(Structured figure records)
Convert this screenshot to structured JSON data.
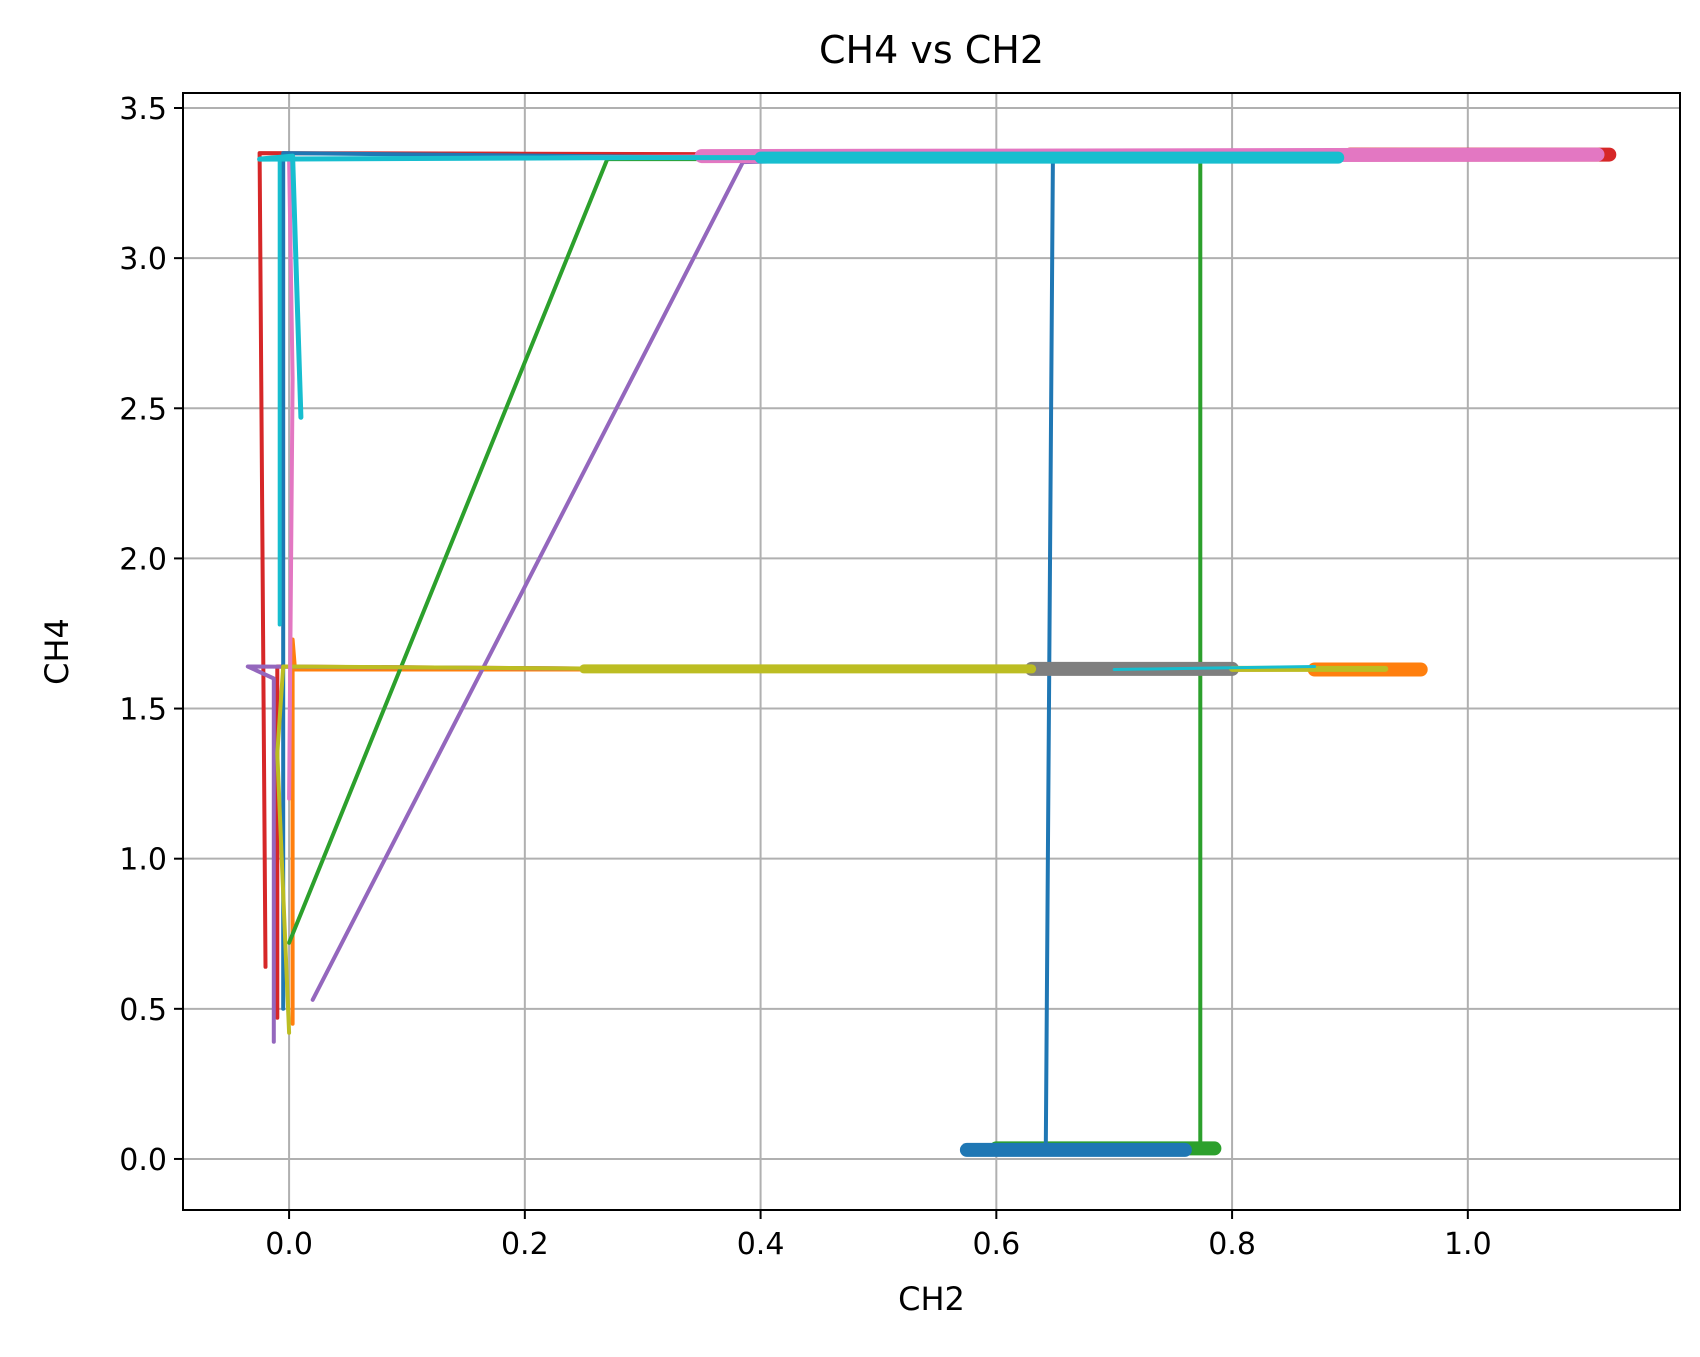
{
  "chart_data": {
    "type": "line",
    "title": "CH4 vs CH2",
    "xlabel": "CH2",
    "ylabel": "CH4",
    "xlim": [
      -0.09,
      1.18
    ],
    "ylim": [
      -0.17,
      3.55
    ],
    "xticks": [
      0.0,
      0.2,
      0.4,
      0.6,
      0.8,
      1.0
    ],
    "yticks": [
      0.0,
      0.5,
      1.0,
      1.5,
      2.0,
      2.5,
      3.0,
      3.5
    ],
    "xtick_labels": [
      "0.0",
      "0.2",
      "0.4",
      "0.6",
      "0.8",
      "1.0"
    ],
    "ytick_labels": [
      "0.0",
      "0.5",
      "1.0",
      "1.5",
      "2.0",
      "2.5",
      "3.0",
      "3.5"
    ],
    "grid": true,
    "legend": "none",
    "series": [
      {
        "color": "#d62728",
        "width": 4,
        "points": [
          [
            -0.02,
            0.64
          ],
          [
            -0.025,
            3.35
          ],
          [
            0.2,
            3.348
          ],
          [
            0.5,
            3.345
          ],
          [
            0.8,
            3.342
          ],
          [
            1.12,
            3.345
          ]
        ]
      },
      {
        "color": "#d62728",
        "width": 4,
        "points": [
          [
            -0.01,
            0.47
          ],
          [
            -0.01,
            1.64
          ],
          [
            0.3,
            1.632
          ],
          [
            0.6,
            1.628
          ],
          [
            0.87,
            1.63
          ]
        ]
      },
      {
        "color": "#d62728",
        "width": 14,
        "points": [
          [
            0.9,
            3.345
          ],
          [
            1.12,
            3.345
          ]
        ]
      },
      {
        "color": "#ff7f0e",
        "width": 4,
        "points": [
          [
            0.003,
            0.45
          ],
          [
            0.003,
            1.73
          ],
          [
            0.005,
            1.63
          ],
          [
            0.4,
            1.63
          ],
          [
            0.96,
            1.63
          ]
        ]
      },
      {
        "color": "#ff7f0e",
        "width": 14,
        "points": [
          [
            0.87,
            1.63
          ],
          [
            0.96,
            1.63
          ]
        ]
      },
      {
        "color": "#2ca02c",
        "width": 4,
        "points": [
          [
            0.0,
            0.72
          ],
          [
            0.27,
            3.33
          ],
          [
            0.6,
            3.33
          ],
          [
            0.9,
            3.33
          ]
        ]
      },
      {
        "color": "#2ca02c",
        "width": 4,
        "points": [
          [
            0.773,
            0.03
          ],
          [
            0.773,
            3.32
          ]
        ]
      },
      {
        "color": "#2ca02c",
        "width": 14,
        "points": [
          [
            0.6,
            0.035
          ],
          [
            0.785,
            0.035
          ]
        ]
      },
      {
        "color": "#9467bd",
        "width": 4,
        "points": [
          [
            -0.013,
            0.39
          ],
          [
            -0.013,
            1.6
          ],
          [
            -0.035,
            1.64
          ],
          [
            0.3,
            1.632
          ],
          [
            0.6,
            1.632
          ]
        ]
      },
      {
        "color": "#9467bd",
        "width": 4,
        "points": [
          [
            0.02,
            0.53
          ],
          [
            0.385,
            3.32
          ],
          [
            0.5,
            3.33
          ]
        ]
      },
      {
        "color": "#1f77b4",
        "width": 4,
        "points": [
          [
            -0.005,
            0.5
          ],
          [
            -0.005,
            3.35
          ],
          [
            0.5,
            3.33
          ],
          [
            0.8,
            3.34
          ]
        ]
      },
      {
        "color": "#1f77b4",
        "width": 4,
        "points": [
          [
            0.642,
            0.04
          ],
          [
            0.648,
            3.33
          ]
        ]
      },
      {
        "color": "#1f77b4",
        "width": 14,
        "points": [
          [
            0.575,
            0.03
          ],
          [
            0.76,
            0.03
          ]
        ]
      },
      {
        "color": "#7f7f7f",
        "width": 14,
        "points": [
          [
            0.63,
            1.632
          ],
          [
            0.8,
            1.632
          ]
        ]
      },
      {
        "color": "#bcbd22",
        "width": 4,
        "points": [
          [
            0.0,
            0.42
          ],
          [
            -0.01,
            1.35
          ],
          [
            -0.005,
            1.64
          ],
          [
            0.3,
            1.632
          ],
          [
            0.63,
            1.632
          ]
        ]
      },
      {
        "color": "#bcbd22",
        "width": 9,
        "points": [
          [
            0.25,
            1.632
          ],
          [
            0.63,
            1.632
          ]
        ]
      },
      {
        "color": "#bcbd22",
        "width": 6,
        "points": [
          [
            0.8,
            1.632
          ],
          [
            0.93,
            1.632
          ]
        ]
      },
      {
        "color": "#17becf",
        "width": 3,
        "points": [
          [
            0.87,
            1.64
          ],
          [
            0.7,
            1.63
          ]
        ]
      },
      {
        "color": "#e377c2",
        "width": 4,
        "points": [
          [
            0.0,
            1.2
          ],
          [
            0.003,
            2.6
          ],
          [
            0.0,
            3.33
          ],
          [
            0.4,
            3.34
          ]
        ]
      },
      {
        "color": "#e377c2",
        "width": 14,
        "points": [
          [
            0.35,
            3.34
          ],
          [
            1.11,
            3.345
          ]
        ]
      },
      {
        "color": "#17becf",
        "width": 5,
        "points": [
          [
            0.01,
            2.47
          ],
          [
            0.003,
            3.34
          ],
          [
            -0.025,
            3.33
          ],
          [
            0.3,
            3.335
          ],
          [
            0.6,
            3.335
          ],
          [
            0.89,
            3.335
          ]
        ]
      },
      {
        "color": "#17becf",
        "width": 4,
        "points": [
          [
            -0.008,
            1.78
          ],
          [
            -0.008,
            3.33
          ]
        ]
      },
      {
        "color": "#17becf",
        "width": 12,
        "points": [
          [
            0.4,
            3.335
          ],
          [
            0.89,
            3.335
          ]
        ]
      }
    ]
  }
}
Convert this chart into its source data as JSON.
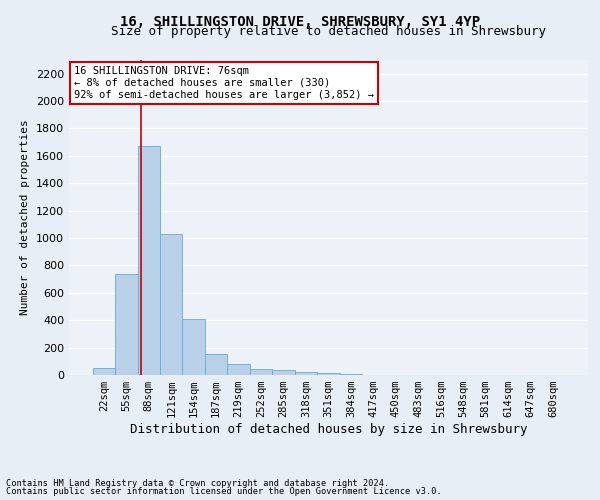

- **REQUIREMENTS**
Print out the material word for word, omitting the pictures.

- **EXPECTED OUTPUT**
Convert this screenshot to structured JSON data.
{
  "chart_data": {
    "type": "line",
    "title": "CH4 vs CH2",
    "xlabel": "CH2",
    "ylabel": "CH4",
    "xlim": [
      -0.09,
      1.18
    ],
    "ylim": [
      -0.17,
      3.55
    ],
    "xticks": [
      0.0,
      0.2,
      0.4,
      0.6,
      0.8,
      1.0
    ],
    "yticks": [
      0.0,
      0.5,
      1.0,
      1.5,
      2.0,
      2.5,
      3.0,
      3.5
    ],
    "xtick_labels": [
      "0.0",
      "0.2",
      "0.4",
      "0.6",
      "0.8",
      "1.0"
    ],
    "ytick_labels": [
      "0.0",
      "0.5",
      "1.0",
      "1.5",
      "2.0",
      "2.5",
      "3.0",
      "3.5"
    ],
    "grid": true,
    "legend": "none",
    "series": [
      {
        "color": "#d62728",
        "width": 4,
        "points": [
          [
            -0.02,
            0.64
          ],
          [
            -0.025,
            3.35
          ],
          [
            0.2,
            3.348
          ],
          [
            0.5,
            3.345
          ],
          [
            0.8,
            3.342
          ],
          [
            1.12,
            3.345
          ]
        ]
      },
      {
        "color": "#d62728",
        "width": 4,
        "points": [
          [
            -0.01,
            0.47
          ],
          [
            -0.01,
            1.64
          ],
          [
            0.3,
            1.632
          ],
          [
            0.6,
            1.628
          ],
          [
            0.87,
            1.63
          ]
        ]
      },
      {
        "color": "#d62728",
        "width": 14,
        "points": [
          [
            0.9,
            3.345
          ],
          [
            1.12,
            3.345
          ]
        ]
      },
      {
        "color": "#ff7f0e",
        "width": 4,
        "points": [
          [
            0.003,
            0.45
          ],
          [
            0.003,
            1.73
          ],
          [
            0.005,
            1.63
          ],
          [
            0.4,
            1.63
          ],
          [
            0.96,
            1.63
          ]
        ]
      },
      {
        "color": "#ff7f0e",
        "width": 14,
        "points": [
          [
            0.87,
            1.63
          ],
          [
            0.96,
            1.63
          ]
        ]
      },
      {
        "color": "#2ca02c",
        "width": 4,
        "points": [
          [
            0.0,
            0.72
          ],
          [
            0.27,
            3.33
          ],
          [
            0.6,
            3.33
          ],
          [
            0.9,
            3.33
          ]
        ]
      },
      {
        "color": "#2ca02c",
        "width": 4,
        "points": [
          [
            0.773,
            0.03
          ],
          [
            0.773,
            3.32
          ]
        ]
      },
      {
        "color": "#2ca02c",
        "width": 14,
        "points": [
          [
            0.6,
            0.035
          ],
          [
            0.785,
            0.035
          ]
        ]
      },
      {
        "color": "#9467bd",
        "width": 4,
        "points": [
          [
            -0.013,
            0.39
          ],
          [
            -0.013,
            1.6
          ],
          [
            -0.035,
            1.64
          ],
          [
            0.3,
            1.632
          ],
          [
            0.6,
            1.632
          ]
        ]
      },
      {
        "color": "#9467bd",
        "width": 4,
        "points": [
          [
            0.02,
            0.53
          ],
          [
            0.385,
            3.32
          ],
          [
            0.5,
            3.33
          ]
        ]
      },
      {
        "color": "#1f77b4",
        "width": 4,
        "points": [
          [
            -0.005,
            0.5
          ],
          [
            -0.005,
            3.35
          ],
          [
            0.5,
            3.33
          ],
          [
            0.8,
            3.34
          ]
        ]
      },
      {
        "color": "#1f77b4",
        "width": 4,
        "points": [
          [
            0.642,
            0.04
          ],
          [
            0.648,
            3.33
          ]
        ]
      },
      {
        "color": "#1f77b4",
        "width": 14,
        "points": [
          [
            0.575,
            0.03
          ],
          [
            0.76,
            0.03
          ]
        ]
      },
      {
        "color": "#7f7f7f",
        "width": 14,
        "points": [
          [
            0.63,
            1.632
          ],
          [
            0.8,
            1.632
          ]
        ]
      },
      {
        "color": "#bcbd22",
        "width": 4,
        "points": [
          [
            0.0,
            0.42
          ],
          [
            -0.01,
            1.35
          ],
          [
            -0.005,
            1.64
          ],
          [
            0.3,
            1.632
          ],
          [
            0.63,
            1.632
          ]
        ]
      },
      {
        "color": "#bcbd22",
        "width": 9,
        "points": [
          [
            0.25,
            1.632
          ],
          [
            0.63,
            1.632
          ]
        ]
      },
      {
        "color": "#bcbd22",
        "width": 6,
        "points": [
          [
            0.8,
            1.632
          ],
          [
            0.93,
            1.632
          ]
        ]
      },
      {
        "color": "#17becf",
        "width": 3,
        "points": [
          [
            0.87,
            1.64
          ],
          [
            0.7,
            1.63
          ]
        ]
      },
      {
        "color": "#e377c2",
        "width": 4,
        "points": [
          [
            0.0,
            1.2
          ],
          [
            0.003,
            2.6
          ],
          [
            0.0,
            3.33
          ],
          [
            0.4,
            3.34
          ]
        ]
      },
      {
        "color": "#e377c2",
        "width": 14,
        "points": [
          [
            0.35,
            3.34
          ],
          [
            1.11,
            3.345
          ]
        ]
      },
      {
        "color": "#17becf",
        "width": 5,
        "points": [
          [
            0.01,
            2.47
          ],
          [
            0.003,
            3.34
          ],
          [
            -0.025,
            3.33
          ],
          [
            0.3,
            3.335
          ],
          [
            0.6,
            3.335
          ],
          [
            0.89,
            3.335
          ]
        ]
      },
      {
        "color": "#17becf",
        "width": 4,
        "points": [
          [
            -0.008,
            1.78
          ],
          [
            -0.008,
            3.33
          ]
        ]
      },
      {
        "color": "#17becf",
        "width": 12,
        "points": [
          [
            0.4,
            3.335
          ],
          [
            0.89,
            3.335
          ]
        ]
      }
    ]
  }
}
Convert this chart into its source data as JSON.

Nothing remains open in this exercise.